◆ What to work on
Transcribe each record exactly. Include every one.

(Saved data entries)
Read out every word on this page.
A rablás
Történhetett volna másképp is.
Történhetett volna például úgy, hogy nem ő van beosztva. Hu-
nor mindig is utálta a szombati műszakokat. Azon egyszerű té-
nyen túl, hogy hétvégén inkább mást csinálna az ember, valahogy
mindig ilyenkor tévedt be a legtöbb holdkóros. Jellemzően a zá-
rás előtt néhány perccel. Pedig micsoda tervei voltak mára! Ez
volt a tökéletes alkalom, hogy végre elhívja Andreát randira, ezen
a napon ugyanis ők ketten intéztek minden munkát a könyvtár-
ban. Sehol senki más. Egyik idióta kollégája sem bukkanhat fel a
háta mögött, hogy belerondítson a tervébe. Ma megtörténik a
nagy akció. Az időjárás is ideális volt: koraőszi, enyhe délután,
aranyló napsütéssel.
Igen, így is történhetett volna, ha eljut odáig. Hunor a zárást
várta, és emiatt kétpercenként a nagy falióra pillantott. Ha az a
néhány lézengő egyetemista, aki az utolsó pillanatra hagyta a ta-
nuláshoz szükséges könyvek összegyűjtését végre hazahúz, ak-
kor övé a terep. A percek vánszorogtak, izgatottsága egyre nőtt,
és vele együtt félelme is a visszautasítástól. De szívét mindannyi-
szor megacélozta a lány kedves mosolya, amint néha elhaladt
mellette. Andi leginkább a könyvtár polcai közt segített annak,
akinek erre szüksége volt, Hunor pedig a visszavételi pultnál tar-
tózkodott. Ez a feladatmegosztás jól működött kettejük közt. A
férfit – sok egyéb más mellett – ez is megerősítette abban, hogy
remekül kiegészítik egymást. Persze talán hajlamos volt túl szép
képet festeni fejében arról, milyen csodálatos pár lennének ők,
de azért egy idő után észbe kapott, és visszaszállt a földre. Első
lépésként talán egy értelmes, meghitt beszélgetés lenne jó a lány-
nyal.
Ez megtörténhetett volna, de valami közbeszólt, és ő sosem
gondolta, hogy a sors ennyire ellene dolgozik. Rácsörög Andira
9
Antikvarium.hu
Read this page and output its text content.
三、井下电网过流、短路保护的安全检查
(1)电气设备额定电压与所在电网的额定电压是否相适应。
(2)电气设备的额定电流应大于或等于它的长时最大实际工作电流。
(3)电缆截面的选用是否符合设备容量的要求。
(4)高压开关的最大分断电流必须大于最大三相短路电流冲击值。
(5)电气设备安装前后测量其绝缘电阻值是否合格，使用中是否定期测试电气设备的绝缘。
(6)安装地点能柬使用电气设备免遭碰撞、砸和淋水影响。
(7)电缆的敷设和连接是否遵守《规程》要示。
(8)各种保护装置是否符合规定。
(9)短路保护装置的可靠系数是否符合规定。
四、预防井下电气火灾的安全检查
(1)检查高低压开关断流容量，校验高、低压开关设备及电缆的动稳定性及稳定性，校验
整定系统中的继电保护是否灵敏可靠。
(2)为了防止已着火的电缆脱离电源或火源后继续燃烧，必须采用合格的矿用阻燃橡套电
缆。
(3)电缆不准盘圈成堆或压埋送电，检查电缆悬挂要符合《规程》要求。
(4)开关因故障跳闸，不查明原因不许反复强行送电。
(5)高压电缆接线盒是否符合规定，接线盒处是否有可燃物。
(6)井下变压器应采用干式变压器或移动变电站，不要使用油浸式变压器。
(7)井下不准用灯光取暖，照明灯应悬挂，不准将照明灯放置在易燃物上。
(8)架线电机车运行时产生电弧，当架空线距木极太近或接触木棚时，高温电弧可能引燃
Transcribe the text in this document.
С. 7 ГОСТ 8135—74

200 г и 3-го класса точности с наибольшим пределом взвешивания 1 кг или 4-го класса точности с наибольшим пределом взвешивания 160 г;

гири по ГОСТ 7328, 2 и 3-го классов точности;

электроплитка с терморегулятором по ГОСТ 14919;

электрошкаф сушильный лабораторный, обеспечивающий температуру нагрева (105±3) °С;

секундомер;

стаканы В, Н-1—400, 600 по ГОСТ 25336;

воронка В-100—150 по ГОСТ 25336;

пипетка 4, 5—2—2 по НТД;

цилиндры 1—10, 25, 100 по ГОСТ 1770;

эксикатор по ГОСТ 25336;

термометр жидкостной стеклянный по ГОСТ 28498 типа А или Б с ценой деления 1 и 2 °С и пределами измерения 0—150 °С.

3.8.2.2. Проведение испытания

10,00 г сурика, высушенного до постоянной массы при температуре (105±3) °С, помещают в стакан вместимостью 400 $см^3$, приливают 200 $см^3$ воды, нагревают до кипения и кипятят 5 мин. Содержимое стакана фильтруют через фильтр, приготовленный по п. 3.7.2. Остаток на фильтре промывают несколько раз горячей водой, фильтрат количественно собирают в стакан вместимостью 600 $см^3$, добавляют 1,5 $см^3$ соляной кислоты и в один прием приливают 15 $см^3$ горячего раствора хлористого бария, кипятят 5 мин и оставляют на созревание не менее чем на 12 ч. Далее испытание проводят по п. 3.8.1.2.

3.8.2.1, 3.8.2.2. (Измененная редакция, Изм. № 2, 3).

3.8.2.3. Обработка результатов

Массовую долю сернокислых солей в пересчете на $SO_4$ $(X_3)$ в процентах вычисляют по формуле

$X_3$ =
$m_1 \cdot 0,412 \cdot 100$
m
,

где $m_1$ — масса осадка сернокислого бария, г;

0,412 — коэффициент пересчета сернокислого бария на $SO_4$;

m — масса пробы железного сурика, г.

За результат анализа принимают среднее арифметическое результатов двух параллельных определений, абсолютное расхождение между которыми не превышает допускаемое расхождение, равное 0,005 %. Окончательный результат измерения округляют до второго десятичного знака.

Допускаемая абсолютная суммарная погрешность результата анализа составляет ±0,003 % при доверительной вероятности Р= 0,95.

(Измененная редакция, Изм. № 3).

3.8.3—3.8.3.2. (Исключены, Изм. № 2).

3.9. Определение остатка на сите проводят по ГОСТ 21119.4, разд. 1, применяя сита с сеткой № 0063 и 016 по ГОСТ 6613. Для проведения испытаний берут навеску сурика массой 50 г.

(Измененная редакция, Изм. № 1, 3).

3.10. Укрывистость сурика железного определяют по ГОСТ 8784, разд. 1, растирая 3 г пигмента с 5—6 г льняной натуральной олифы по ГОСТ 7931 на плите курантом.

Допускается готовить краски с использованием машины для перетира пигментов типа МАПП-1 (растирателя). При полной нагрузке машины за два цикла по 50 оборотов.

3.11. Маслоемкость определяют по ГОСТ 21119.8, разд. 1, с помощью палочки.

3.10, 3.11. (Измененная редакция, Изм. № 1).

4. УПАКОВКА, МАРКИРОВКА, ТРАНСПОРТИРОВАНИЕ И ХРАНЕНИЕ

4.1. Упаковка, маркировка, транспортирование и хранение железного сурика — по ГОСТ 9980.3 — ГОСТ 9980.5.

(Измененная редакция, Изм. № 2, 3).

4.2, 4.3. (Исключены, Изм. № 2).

◆ Task answer
Read out every word on this page.
A rablás
Történhetett volna másképp is.
Történhetett volna például úgy, hogy nem ő van beosztva. Hu-
nor mindig is utálta a szombati műszakokat. Azon egyszerű té-
nyen túl, hogy hétvégén inkább mást csinálna az ember, valahogy
mindig ilyenkor tévedt be a legtöbb holdkóros. Jellemzően a zá-
rás előtt néhány perccel. Pedig micsoda tervei voltak mára! Ez
volt a tökéletes alkalom, hogy végre elhívja Andreát randira, ezen
a napon ugyanis ők ketten intéztek minden munkát a könyvtár-
ban. Sehol senki más. Egyik idióta kollégája sem bukkanhat fel a
háta mögött, hogy belerondítson a tervébe. Ma megtörténik a
nagy akció. Az időjárás is ideális volt: koraőszi, enyhe délután,
aranyló napsütéssel.
Igen, így is történhetett volna, ha eljut odáig. Hunor a zárást
várta, és emiatt kétpercenként a nagy falióra pillantott. Ha az a
néhány lézengő egyetemista, aki az utolsó pillanatra hagyta a ta-
nuláshoz szükséges könyvek összegyűjtését végre hazahúz, ak-
kor övé a terep. A percek vánszorogtak, izgatottsága egyre nőtt,
és vele együtt félelme is a visszautasítástól. De szívét mindannyi-
szor megacélozta a lány kedves mosolya, amint néha elhaladt
mellette. Andi leginkább a könyvtár polcai közt segített annak,
akinek erre szüksége volt, Hunor pedig a visszavételi pultnál tar-
tózkodott. Ez a feladatmegosztás jól működött kettejük közt. A
férfit – sok egyéb más mellett – ez is megerősítette abban, hogy
remekül kiegészítik egymást. Persze talán hajlamos volt túl szép
képet festeni fejében arról, milyen csodálatos pár lennének ők,
de azért egy idő után észbe kapott, és visszaszállt a földre. Első
lépésként talán egy értelmes, meghitt beszélgetés lenne jó a lány-
nyal.
Ez megtörténhetett volna, de valami közbeszólt, és ő sosem
gondolta, hogy a sors ennyire ellene dolgozik. Rácsörög Andira
9
Antikvarium.hu
Read this page and output its text content.
三、井下电网过流、短路保护的安全检查
(1)电气设备额定电压与所在电网的额定电压是否相适应。
(2)电气设备的额定电流应大于或等于它的长时最大实际工作电流。
(3)电缆截面的选用是否符合设备容量的要求。
(4)高压开关的最大分断电流必须大于最大三相短路电流冲击值。
(5)电气设备安装前后测量其绝缘电阻值是否合格，使用中是否定期测试电气设备的绝缘。
(6)安装地点能柬使用电气设备免遭碰撞、砸和淋水影响。
(7)电缆的敷设和连接是否遵守《规程》要示。
(8)各种保护装置是否符合规定。
(9)短路保护装置的可靠系数是否符合规定。
四、预防井下电气火灾的安全检查
(1)检查高低压开关断流容量，校验高、低压开关设备及电缆的动稳定性及稳定性，校验
整定系统中的继电保护是否灵敏可靠。
(2)为了防止已着火的电缆脱离电源或火源后继续燃烧，必须采用合格的矿用阻燃橡套电
缆。
(3)电缆不准盘圈成堆或压埋送电，检查电缆悬挂要符合《规程》要求。
(4)开关因故障跳闸，不查明原因不许反复强行送电。
(5)高压电缆接线盒是否符合规定，接线盒处是否有可燃物。
(6)井下变压器应采用干式变压器或移动变电站，不要使用油浸式变压器。
(7)井下不准用灯光取暖，照明灯应悬挂，不准将照明灯放置在易燃物上。
(8)架线电机车运行时产生电弧，当架空线距木极太近或接触木棚时，高温电弧可能引燃
Transcribe the text in this document.
С. 7 ГОСТ 8135—74

200 г и 3-го класса точности с наибольшим пределом взвешивания 1 кг или 4-го класса точности с наибольшим пределом взвешивания 160 г;

гири по ГОСТ 7328, 2 и 3-го классов точности;

электроплитка с терморегулятором по ГОСТ 14919;

электрошкаф сушильный лабораторный, обеспечивающий температуру нагрева (105±3) °С;

секундомер;

стаканы В, Н-1—400, 600 по ГОСТ 25336;

воронка В-100—150 по ГОСТ 25336;

пипетка 4, 5—2—2 по НТД;

цилиндры 1—10, 25, 100 по ГОСТ 1770;

эксикатор по ГОСТ 25336;

термометр жидкостной стеклянный по ГОСТ 28498 типа А или Б с ценой деления 1 и 2 °С и пределами измерения 0—150 °С.

3.8.2.2. Проведение испытания

10,00 г сурика, высушенного до постоянной массы при температуре (105±3) °С, помещают в стакан вместимостью 400 $см^3$, приливают 200 $см^3$ воды, нагревают до кипения и кипятят 5 мин. Содержимое стакана фильтруют через фильтр, приготовленный по п. 3.7.2. Остаток на фильтре промывают несколько раз горячей водой, фильтрат количественно собирают в стакан вместимостью 600 $см^3$, добавляют 1,5 $см^3$ соляной кислоты и в один прием приливают 15 $см^3$ горячего раствора хлористого бария, кипятят 5 мин и оставляют на созревание не менее чем на 12 ч. Далее испытание проводят по п. 3.8.1.2.

3.8.2.1, 3.8.2.2. (Измененная редакция, Изм. № 2, 3).

3.8.2.3. Обработка результатов

Массовую долю сернокислых солей в пересчете на $SO_4$ $(X_3)$ в процентах вычисляют по формуле

$X_3$ =
$m_1 \cdot 0,412 \cdot 100$
m
,

где $m_1$ — масса осадка сернокислого бария, г;

0,412 — коэффициент пересчета сернокислого бария на $SO_4$;

m — масса пробы железного сурика, г.

За результат анализа принимают среднее арифметическое результатов двух параллельных определений, абсолютное расхождение между которыми не превышает допускаемое расхождение, равное 0,005 %. Окончательный результат измерения округляют до второго десятичного знака.

Допускаемая абсолютная суммарная погрешность результата анализа составляет ±0,003 % при доверительной вероятности Р= 0,95.

(Измененная редакция, Изм. № 3).

3.8.3—3.8.3.2. (Исключены, Изм. № 2).

3.9. Определение остатка на сите проводят по ГОСТ 21119.4, разд. 1, применяя сита с сеткой № 0063 и 016 по ГОСТ 6613. Для проведения испытаний берут навеску сурика массой 50 г.

(Измененная редакция, Изм. № 1, 3).

3.10. Укрывистость сурика железного определяют по ГОСТ 8784, разд. 1, растирая 3 г пигмента с 5—6 г льняной натуральной олифы по ГОСТ 7931 на плите курантом.

Допускается готовить краски с использованием машины для перетира пигментов типа МАПП-1 (растирателя). При полной нагрузке машины за два цикла по 50 оборотов.

3.11. Маслоемкость определяют по ГОСТ 21119.8, разд. 1, с помощью палочки.

3.10, 3.11. (Измененная редакция, Изм. № 1).

4. УПАКОВКА, МАРКИРОВКА, ТРАНСПОРТИРОВАНИЕ И ХРАНЕНИЕ

4.1. Упаковка, маркировка, транспортирование и хранение железного сурика — по ГОСТ 9980.3 — ГОСТ 9980.5.

(Измененная редакция, Изм. № 2, 3).

4.2, 4.3. (Исключены, Изм. № 2).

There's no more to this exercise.